[START OF Given data]
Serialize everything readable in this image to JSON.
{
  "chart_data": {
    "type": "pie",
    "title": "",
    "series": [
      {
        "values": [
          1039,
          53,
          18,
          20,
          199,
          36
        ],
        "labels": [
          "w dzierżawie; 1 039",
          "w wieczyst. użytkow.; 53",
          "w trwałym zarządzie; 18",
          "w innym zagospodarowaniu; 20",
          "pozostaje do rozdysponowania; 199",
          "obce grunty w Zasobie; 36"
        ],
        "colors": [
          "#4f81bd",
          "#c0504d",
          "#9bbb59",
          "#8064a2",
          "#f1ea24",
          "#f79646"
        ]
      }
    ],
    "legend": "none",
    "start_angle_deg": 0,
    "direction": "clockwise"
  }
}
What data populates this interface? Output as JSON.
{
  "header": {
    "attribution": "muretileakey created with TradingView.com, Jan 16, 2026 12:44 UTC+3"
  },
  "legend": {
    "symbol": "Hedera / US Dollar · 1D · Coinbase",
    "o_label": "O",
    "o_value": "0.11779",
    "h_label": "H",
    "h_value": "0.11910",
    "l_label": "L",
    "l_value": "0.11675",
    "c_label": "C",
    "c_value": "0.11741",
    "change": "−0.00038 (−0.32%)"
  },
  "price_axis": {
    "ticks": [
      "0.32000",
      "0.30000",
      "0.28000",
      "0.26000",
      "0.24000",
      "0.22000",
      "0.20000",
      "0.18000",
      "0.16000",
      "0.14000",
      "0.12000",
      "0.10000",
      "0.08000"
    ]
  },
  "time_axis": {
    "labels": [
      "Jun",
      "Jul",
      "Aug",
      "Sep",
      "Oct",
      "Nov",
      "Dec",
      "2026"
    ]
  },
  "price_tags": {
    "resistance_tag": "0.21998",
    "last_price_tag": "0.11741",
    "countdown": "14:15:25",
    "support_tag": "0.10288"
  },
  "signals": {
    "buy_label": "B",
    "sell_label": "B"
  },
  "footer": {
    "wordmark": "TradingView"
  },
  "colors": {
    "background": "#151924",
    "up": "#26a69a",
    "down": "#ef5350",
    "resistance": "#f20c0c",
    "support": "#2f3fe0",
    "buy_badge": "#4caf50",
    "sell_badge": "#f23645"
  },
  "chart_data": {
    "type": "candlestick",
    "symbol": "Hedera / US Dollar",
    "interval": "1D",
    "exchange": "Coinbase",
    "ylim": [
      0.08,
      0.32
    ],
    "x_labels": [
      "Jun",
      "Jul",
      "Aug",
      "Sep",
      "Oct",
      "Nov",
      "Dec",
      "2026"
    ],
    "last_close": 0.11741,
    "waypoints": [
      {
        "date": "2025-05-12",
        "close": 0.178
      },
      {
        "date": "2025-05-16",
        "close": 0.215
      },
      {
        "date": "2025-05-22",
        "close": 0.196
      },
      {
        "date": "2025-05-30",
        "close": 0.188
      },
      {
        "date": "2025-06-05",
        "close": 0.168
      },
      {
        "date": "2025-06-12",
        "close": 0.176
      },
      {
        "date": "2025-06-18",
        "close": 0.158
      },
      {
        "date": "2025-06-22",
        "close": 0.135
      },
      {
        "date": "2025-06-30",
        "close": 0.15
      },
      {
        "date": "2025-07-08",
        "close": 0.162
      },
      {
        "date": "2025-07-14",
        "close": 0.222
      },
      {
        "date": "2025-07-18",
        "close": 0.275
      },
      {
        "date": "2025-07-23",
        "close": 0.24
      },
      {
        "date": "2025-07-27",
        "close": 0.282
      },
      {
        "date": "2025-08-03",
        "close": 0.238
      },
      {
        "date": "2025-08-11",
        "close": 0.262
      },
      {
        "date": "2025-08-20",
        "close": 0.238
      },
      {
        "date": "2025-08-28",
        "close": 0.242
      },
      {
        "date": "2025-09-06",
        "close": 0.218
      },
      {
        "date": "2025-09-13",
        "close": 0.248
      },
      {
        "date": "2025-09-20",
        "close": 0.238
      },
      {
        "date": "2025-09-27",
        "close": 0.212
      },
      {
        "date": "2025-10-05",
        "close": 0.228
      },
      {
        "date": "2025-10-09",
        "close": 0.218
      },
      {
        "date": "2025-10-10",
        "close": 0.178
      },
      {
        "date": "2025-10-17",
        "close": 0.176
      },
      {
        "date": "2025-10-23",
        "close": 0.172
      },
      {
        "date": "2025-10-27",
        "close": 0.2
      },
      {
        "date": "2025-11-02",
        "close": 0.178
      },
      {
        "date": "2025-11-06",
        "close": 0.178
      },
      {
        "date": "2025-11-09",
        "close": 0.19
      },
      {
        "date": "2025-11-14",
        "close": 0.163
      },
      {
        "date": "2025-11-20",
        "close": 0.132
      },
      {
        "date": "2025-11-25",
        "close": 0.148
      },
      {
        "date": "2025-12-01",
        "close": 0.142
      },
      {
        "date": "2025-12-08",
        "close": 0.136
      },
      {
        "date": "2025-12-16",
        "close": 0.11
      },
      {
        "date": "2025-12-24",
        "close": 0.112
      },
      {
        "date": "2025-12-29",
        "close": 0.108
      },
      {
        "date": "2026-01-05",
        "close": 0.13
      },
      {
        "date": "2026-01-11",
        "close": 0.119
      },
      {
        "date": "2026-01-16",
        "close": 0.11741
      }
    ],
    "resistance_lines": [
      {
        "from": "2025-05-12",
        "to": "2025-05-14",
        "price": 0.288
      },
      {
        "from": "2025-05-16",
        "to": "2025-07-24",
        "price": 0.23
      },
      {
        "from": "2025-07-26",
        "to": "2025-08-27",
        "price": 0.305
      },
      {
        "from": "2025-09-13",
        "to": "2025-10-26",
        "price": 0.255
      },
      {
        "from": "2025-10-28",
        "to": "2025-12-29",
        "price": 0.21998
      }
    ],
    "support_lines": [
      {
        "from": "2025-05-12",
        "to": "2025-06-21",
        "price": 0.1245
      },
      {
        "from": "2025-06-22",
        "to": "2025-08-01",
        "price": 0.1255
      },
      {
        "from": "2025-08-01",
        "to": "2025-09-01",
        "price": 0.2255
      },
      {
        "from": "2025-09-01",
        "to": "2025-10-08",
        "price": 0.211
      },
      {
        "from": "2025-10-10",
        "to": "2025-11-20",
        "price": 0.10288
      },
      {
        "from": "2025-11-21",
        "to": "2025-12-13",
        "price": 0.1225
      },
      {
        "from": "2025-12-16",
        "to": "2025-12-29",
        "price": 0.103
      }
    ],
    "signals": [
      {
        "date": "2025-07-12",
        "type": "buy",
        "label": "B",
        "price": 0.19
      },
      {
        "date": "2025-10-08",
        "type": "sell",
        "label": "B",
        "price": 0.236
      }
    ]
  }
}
[END OF Given data]
| Work required |
Check each line of the entries for the string "TradingView". Copy the lines that have it.

| Correct answer |
    "attribution": "muretileakey created with TradingView.com, Jan 16, 2026 12:44 UTC+3"
    "wordmark": "TradingView"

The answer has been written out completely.